**Stated exercise**
Set down, in full, every record in the block.

Dataset entries
* Start *
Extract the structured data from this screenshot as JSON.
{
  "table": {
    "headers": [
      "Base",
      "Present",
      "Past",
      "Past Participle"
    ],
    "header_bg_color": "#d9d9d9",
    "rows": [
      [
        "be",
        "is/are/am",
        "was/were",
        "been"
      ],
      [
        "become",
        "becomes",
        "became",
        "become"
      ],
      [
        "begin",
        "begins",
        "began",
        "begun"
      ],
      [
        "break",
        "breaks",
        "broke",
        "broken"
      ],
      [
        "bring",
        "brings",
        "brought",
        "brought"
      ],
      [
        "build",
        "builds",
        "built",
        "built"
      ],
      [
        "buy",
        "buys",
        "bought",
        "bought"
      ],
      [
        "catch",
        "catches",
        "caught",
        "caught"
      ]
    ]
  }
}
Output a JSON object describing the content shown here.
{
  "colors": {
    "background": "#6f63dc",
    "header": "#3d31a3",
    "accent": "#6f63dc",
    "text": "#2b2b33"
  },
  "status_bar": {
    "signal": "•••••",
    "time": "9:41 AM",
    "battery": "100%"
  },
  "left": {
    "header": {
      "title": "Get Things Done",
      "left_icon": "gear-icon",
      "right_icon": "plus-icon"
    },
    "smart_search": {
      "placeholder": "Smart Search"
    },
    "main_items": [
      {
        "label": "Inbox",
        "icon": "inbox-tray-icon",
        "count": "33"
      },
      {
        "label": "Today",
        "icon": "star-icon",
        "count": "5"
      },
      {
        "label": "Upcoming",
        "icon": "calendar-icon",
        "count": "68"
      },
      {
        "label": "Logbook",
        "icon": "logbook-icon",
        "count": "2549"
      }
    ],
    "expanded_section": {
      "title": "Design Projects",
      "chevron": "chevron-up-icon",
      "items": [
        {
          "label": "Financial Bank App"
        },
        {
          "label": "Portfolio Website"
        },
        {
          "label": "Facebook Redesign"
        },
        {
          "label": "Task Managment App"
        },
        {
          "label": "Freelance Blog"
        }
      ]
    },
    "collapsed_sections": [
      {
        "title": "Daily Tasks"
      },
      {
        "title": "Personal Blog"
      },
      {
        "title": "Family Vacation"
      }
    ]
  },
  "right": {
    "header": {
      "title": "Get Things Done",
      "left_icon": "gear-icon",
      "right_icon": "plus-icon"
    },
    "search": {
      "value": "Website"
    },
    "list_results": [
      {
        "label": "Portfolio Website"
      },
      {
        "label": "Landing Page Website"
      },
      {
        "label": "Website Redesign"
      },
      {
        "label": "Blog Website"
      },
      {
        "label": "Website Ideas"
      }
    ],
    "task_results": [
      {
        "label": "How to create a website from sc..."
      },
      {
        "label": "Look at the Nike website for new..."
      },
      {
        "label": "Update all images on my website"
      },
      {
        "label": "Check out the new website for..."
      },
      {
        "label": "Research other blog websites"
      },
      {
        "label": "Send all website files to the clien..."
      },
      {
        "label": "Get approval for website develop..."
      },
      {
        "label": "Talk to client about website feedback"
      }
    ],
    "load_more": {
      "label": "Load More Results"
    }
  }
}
* End *
**Solution**
Extract the structured data from this screenshot as JSON.
{
  "table": {
    "headers": [
      "Base",
      "Present",
      "Past",
      "Past Participle"
    ],
    "header_bg_color": "#d9d9d9",
    "rows": [
      [
        "be",
        "is/are/am",
        "was/were",
        "been"
      ],
      [
        "become",
        "becomes",
        "became",
        "become"
      ],
      [
        "begin",
        "begins",
        "began",
        "begun"
      ],
      [
        "break",
        "breaks",
        "broke",
        "broken"
      ],
      [
        "bring",
        "brings",
        "brought",
        "brought"
      ],
      [
        "build",
        "builds",
        "built",
        "built"
      ],
      [
        "buy",
        "buys",
        "bought",
        "bought"
      ],
      [
        "catch",
        "catches",
        "caught",
        "caught"
      ]
    ]
  }
}
Output a JSON object describing the content shown here.
{
  "colors": {
    "background": "#6f63dc",
    "header": "#3d31a3",
    "accent": "#6f63dc",
    "text": "#2b2b33"
  },
  "status_bar": {
    "signal": "•••••",
    "time": "9:41 AM",
    "battery": "100%"
  },
  "left": {
    "header": {
      "title": "Get Things Done",
      "left_icon": "gear-icon",
      "right_icon": "plus-icon"
    },
    "smart_search": {
      "placeholder": "Smart Search"
    },
    "main_items": [
      {
        "label": "Inbox",
        "icon": "inbox-tray-icon",
        "count": "33"
      },
      {
        "label": "Today",
        "icon": "star-icon",
        "count": "5"
      },
      {
        "label": "Upcoming",
        "icon": "calendar-icon",
        "count": "68"
      },
      {
        "label": "Logbook",
        "icon": "logbook-icon",
        "count": "2549"
      }
    ],
    "expanded_section": {
      "title": "Design Projects",
      "chevron": "chevron-up-icon",
      "items": [
        {
          "label": "Financial Bank App"
        },
        {
          "label": "Portfolio Website"
        },
        {
          "label": "Facebook Redesign"
        },
        {
          "label": "Task Managment App"
        },
        {
          "label": "Freelance Blog"
        }
      ]
    },
    "collapsed_sections": [
      {
        "title": "Daily Tasks"
      },
      {
        "title": "Personal Blog"
      },
      {
        "title": "Family Vacation"
      }
    ]
  },
  "right": {
    "header": {
      "title": "Get Things Done",
      "left_icon": "gear-icon",
      "right_icon": "plus-icon"
    },
    "search": {
      "value": "Website"
    },
    "list_results": [
      {
        "label": "Portfolio Website"
      },
      {
        "label": "Landing Page Website"
      },
      {
        "label": "Website Redesign"
      },
      {
        "label": "Blog Website"
      },
      {
        "label": "Website Ideas"
      }
    ],
    "task_results": [
      {
        "label": "How to create a website from sc..."
      },
      {
        "label": "Look at the Nike website for new..."
      },
      {
        "label": "Update all images on my website"
      },
      {
        "label": "Check out the new website for..."
      },
      {
        "label": "Research other blog websites"
      },
      {
        "label": "Send all website files to the clien..."
      },
      {
        "label": "Get approval for website develop..."
      },
      {
        "label": "Talk to client about website feedback"
      }
    ],
    "load_more": {
      "label": "Load More Results"
    }
  }
}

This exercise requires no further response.